··· Data listing

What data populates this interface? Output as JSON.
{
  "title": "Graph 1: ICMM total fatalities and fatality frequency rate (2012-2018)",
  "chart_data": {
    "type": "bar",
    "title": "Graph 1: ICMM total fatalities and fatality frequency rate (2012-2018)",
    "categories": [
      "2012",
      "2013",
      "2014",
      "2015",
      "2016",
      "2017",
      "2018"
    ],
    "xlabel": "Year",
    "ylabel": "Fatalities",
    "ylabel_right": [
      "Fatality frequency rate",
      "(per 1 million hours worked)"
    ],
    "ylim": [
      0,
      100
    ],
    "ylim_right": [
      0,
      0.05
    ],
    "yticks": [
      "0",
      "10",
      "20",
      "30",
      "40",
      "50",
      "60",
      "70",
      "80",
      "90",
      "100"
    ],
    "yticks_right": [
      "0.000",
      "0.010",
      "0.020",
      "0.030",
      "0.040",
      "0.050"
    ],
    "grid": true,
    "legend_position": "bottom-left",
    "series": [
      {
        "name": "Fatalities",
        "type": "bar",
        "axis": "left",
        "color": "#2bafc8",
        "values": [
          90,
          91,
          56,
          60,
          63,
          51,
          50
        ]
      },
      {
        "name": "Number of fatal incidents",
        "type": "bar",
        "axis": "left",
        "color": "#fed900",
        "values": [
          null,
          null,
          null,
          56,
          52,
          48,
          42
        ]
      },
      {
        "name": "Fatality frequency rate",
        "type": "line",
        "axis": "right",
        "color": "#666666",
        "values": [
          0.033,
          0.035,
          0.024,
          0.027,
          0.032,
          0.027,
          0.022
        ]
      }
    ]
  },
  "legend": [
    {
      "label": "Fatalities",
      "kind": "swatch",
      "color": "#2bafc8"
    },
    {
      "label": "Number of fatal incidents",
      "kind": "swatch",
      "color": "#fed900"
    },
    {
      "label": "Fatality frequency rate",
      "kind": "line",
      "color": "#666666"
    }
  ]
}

······

■ Job
Please restate the data word for word, every record included.

■ Final result
What data populates this interface? Output as JSON.
{
  "title": "Graph 1: ICMM total fatalities and fatality frequency rate (2012-2018)",
  "chart_data": {
    "type": "bar",
    "title": "Graph 1: ICMM total fatalities and fatality frequency rate (2012-2018)",
    "categories": [
      "2012",
      "2013",
      "2014",
      "2015",
      "2016",
      "2017",
      "2018"
    ],
    "xlabel": "Year",
    "ylabel": "Fatalities",
    "ylabel_right": [
      "Fatality frequency rate",
      "(per 1 million hours worked)"
    ],
    "ylim": [
      0,
      100
    ],
    "ylim_right": [
      0,
      0.05
    ],
    "yticks": [
      "0",
      "10",
      "20",
      "30",
      "40",
      "50",
      "60",
      "70",
      "80",
      "90",
      "100"
    ],
    "yticks_right": [
      "0.000",
      "0.010",
      "0.020",
      "0.030",
      "0.040",
      "0.050"
    ],
    "grid": true,
    "legend_position": "bottom-left",
    "series": [
      {
        "name": "Fatalities",
        "type": "bar",
        "axis": "left",
        "color": "#2bafc8",
        "values": [
          90,
          91,
          56,
          60,
          63,
          51,
          50
        ]
      },
      {
        "name": "Number of fatal incidents",
        "type": "bar",
        "axis": "left",
        "color": "#fed900",
        "values": [
          null,
          null,
          null,
          56,
          52,
          48,
          42
        ]
      },
      {
        "name": "Fatality frequency rate",
        "type": "line",
        "axis": "right",
        "color": "#666666",
        "values": [
          0.033,
          0.035,
          0.024,
          0.027,
          0.032,
          0.027,
          0.022
        ]
      }
    ]
  },
  "legend": [
    {
      "label": "Fatalities",
      "kind": "swatch",
      "color": "#2bafc8"
    },
    {
      "label": "Number of fatal incidents",
      "kind": "swatch",
      "color": "#fed900"
    },
    {
      "label": "Fatality frequency rate",
      "kind": "line",
      "color": "#666666"
    }
  ]
}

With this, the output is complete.